__Given instruction__: Copy out the part of the records that opens with the first line and closes with the line containing "y-tick-label: 80 — [127, 485, 166, 524]", including both of those lines.

__Data section__:

------------------------------------------------

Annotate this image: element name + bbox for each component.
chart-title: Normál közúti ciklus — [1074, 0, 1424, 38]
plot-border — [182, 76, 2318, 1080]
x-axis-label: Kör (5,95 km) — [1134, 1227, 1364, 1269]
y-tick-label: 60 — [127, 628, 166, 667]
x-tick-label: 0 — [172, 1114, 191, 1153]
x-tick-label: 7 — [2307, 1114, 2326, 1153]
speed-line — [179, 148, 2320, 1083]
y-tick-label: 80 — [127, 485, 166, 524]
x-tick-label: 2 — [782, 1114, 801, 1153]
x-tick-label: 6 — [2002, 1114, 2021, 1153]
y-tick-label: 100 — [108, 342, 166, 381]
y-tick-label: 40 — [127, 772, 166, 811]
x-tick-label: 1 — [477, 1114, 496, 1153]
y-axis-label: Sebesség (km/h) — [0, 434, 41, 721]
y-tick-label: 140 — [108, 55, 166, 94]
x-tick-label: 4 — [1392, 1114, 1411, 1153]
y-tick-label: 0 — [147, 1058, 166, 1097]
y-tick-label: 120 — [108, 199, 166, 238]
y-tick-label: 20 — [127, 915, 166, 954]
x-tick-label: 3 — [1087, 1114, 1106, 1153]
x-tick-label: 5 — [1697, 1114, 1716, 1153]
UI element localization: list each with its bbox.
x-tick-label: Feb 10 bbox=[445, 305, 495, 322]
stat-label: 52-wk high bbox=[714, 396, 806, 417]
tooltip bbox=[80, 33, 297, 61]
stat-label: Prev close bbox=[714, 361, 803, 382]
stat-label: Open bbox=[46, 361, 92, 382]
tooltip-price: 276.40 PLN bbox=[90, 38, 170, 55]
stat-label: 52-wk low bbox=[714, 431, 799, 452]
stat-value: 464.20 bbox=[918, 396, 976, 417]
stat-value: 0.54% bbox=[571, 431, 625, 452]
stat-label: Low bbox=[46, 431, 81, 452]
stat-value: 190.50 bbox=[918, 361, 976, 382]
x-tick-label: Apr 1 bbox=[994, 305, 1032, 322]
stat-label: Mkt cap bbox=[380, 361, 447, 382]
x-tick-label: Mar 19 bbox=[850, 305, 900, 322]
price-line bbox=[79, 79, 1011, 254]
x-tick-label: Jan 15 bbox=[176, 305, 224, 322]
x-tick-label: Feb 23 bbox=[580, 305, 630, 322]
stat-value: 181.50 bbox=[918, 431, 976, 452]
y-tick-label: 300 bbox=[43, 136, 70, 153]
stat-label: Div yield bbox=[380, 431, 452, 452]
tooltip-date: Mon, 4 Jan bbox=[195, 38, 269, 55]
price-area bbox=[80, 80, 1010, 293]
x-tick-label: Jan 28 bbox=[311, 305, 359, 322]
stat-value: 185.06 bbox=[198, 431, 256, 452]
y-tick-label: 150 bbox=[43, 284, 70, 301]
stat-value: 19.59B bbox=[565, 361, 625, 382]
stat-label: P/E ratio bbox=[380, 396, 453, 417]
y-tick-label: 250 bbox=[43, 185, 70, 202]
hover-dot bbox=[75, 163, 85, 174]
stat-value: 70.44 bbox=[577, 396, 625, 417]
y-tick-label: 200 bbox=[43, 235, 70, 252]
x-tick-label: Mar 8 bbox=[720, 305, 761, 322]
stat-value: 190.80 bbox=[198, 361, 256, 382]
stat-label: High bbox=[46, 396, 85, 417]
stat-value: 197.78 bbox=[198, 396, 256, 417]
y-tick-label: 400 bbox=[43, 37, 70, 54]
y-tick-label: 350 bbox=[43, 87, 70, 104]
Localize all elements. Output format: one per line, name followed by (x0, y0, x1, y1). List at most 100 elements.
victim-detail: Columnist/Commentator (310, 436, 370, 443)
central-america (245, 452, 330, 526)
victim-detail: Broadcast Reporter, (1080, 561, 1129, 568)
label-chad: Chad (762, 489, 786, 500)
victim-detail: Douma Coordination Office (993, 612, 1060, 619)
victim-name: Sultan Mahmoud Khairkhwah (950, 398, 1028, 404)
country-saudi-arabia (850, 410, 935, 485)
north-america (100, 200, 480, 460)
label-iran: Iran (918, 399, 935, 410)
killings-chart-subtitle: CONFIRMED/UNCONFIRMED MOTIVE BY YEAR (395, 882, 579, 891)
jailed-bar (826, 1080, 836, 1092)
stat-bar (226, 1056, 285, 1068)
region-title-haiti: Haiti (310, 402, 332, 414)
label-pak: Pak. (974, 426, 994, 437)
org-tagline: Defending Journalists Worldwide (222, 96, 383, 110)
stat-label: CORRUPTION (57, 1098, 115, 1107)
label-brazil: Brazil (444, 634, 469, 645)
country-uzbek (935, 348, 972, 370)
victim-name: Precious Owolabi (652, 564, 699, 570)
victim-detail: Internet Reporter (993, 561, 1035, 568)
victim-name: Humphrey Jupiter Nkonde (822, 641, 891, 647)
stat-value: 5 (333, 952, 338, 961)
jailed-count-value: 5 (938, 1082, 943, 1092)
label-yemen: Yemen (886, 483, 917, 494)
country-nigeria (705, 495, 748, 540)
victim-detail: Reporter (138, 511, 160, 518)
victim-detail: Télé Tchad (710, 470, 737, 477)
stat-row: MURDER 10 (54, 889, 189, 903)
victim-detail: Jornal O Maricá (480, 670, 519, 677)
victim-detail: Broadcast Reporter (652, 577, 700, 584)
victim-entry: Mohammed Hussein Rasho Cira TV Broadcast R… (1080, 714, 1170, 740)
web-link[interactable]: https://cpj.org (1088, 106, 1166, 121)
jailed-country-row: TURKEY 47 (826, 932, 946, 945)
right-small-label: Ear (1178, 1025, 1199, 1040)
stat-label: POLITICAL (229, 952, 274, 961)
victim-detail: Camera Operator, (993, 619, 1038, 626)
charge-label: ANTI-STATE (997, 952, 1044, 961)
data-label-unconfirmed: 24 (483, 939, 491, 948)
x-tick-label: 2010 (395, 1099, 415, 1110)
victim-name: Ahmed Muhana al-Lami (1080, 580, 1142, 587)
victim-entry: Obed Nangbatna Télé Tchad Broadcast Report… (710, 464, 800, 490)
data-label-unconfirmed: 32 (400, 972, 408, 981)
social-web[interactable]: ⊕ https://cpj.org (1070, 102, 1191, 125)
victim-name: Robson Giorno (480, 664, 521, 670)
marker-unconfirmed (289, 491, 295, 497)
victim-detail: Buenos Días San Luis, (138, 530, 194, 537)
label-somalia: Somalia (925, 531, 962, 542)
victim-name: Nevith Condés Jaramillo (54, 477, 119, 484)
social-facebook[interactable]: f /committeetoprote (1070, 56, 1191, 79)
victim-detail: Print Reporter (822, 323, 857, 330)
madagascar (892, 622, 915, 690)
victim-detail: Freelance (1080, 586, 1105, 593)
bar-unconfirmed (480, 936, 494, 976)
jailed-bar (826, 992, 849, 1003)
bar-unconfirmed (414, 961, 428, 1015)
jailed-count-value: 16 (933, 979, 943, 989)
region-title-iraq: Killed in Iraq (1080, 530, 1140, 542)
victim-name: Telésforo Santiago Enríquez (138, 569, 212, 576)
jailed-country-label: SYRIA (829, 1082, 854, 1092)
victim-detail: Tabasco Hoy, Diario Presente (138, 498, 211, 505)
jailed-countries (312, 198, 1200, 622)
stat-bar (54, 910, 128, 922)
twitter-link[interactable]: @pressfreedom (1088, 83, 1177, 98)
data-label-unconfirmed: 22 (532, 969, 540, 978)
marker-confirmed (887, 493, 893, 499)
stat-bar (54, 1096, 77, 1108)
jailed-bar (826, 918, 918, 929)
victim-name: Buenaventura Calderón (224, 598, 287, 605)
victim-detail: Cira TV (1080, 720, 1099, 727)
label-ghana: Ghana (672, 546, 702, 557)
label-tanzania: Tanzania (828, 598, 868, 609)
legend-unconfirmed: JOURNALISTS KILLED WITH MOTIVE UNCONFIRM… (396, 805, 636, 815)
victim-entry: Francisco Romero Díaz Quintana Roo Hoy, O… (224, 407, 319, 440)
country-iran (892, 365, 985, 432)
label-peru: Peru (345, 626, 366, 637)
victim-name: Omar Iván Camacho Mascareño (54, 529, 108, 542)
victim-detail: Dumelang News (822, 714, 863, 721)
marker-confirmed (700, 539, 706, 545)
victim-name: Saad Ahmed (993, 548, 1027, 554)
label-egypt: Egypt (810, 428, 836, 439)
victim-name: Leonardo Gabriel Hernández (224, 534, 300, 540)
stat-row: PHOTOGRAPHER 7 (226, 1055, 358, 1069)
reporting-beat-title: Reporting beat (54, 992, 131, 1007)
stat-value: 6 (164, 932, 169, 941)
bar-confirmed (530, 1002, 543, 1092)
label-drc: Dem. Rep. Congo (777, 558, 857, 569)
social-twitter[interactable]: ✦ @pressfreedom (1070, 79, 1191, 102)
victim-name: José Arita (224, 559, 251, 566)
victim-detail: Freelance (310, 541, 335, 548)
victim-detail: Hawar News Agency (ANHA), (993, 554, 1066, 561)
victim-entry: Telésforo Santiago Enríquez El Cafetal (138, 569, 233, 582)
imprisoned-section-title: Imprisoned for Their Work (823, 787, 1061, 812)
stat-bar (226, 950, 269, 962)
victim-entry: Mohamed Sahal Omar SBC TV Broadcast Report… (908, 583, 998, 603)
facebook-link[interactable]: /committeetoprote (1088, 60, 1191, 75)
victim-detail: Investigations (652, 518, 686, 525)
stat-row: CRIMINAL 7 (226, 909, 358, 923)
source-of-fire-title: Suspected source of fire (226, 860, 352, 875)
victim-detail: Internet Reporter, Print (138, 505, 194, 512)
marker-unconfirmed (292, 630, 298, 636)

------------------------------------------------

__Written reply__:
Annotate this image: element name + bbox for each component.
chart-title: Normál közúti ciklus — [1074, 0, 1424, 38]
plot-border — [182, 76, 2318, 1080]
x-axis-label: Kör (5,95 km) — [1134, 1227, 1364, 1269]
y-tick-label: 60 — [127, 628, 166, 667]
x-tick-label: 0 — [172, 1114, 191, 1153]
x-tick-label: 7 — [2307, 1114, 2326, 1153]
speed-line — [179, 148, 2320, 1083]
y-tick-label: 80 — [127, 485, 166, 524]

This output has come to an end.